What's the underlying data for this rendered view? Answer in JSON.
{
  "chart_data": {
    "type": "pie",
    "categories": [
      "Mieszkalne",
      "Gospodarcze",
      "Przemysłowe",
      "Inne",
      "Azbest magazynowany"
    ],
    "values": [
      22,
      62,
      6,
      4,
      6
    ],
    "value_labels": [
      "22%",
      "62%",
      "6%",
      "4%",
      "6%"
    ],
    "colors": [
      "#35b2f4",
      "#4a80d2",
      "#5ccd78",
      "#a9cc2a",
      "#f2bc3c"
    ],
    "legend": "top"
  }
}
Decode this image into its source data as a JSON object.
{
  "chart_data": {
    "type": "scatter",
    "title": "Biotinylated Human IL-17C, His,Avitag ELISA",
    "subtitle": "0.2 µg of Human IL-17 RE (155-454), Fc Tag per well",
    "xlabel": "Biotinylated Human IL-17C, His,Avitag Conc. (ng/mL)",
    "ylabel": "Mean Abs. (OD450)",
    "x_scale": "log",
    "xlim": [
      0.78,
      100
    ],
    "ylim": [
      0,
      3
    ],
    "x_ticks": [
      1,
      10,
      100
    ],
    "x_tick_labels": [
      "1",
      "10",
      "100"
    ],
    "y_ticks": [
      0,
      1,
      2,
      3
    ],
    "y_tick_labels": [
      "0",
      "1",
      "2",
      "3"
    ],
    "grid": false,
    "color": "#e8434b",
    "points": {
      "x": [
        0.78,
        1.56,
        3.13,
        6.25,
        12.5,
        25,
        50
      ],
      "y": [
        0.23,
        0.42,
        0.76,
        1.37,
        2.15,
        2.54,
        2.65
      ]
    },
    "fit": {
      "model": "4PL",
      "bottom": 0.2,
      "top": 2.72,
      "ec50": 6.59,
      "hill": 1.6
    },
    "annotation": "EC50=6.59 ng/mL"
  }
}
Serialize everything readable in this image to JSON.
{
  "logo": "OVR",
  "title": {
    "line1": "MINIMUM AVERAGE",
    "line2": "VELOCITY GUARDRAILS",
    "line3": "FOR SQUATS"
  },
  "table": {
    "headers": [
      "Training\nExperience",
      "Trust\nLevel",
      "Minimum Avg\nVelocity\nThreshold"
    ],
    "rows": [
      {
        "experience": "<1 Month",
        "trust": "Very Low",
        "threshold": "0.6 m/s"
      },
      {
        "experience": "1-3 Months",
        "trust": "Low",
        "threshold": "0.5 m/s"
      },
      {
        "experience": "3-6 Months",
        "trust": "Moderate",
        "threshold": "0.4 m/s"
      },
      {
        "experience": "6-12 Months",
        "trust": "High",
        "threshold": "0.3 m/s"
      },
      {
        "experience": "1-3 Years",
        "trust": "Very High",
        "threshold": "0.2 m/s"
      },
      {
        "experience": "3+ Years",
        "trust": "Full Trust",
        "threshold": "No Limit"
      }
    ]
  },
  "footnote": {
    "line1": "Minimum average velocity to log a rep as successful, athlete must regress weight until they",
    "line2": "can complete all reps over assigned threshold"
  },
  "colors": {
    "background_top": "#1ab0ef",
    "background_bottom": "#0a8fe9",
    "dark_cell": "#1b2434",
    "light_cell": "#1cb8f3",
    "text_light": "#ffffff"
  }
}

· · · · ·

Only lines with "JSON" are wanted here; list each of them.

What's the underlying data for this rendered view? Answer in JSON.
Decode this image into its source data as a JSON object.
Serialize everything readable in this image to JSON.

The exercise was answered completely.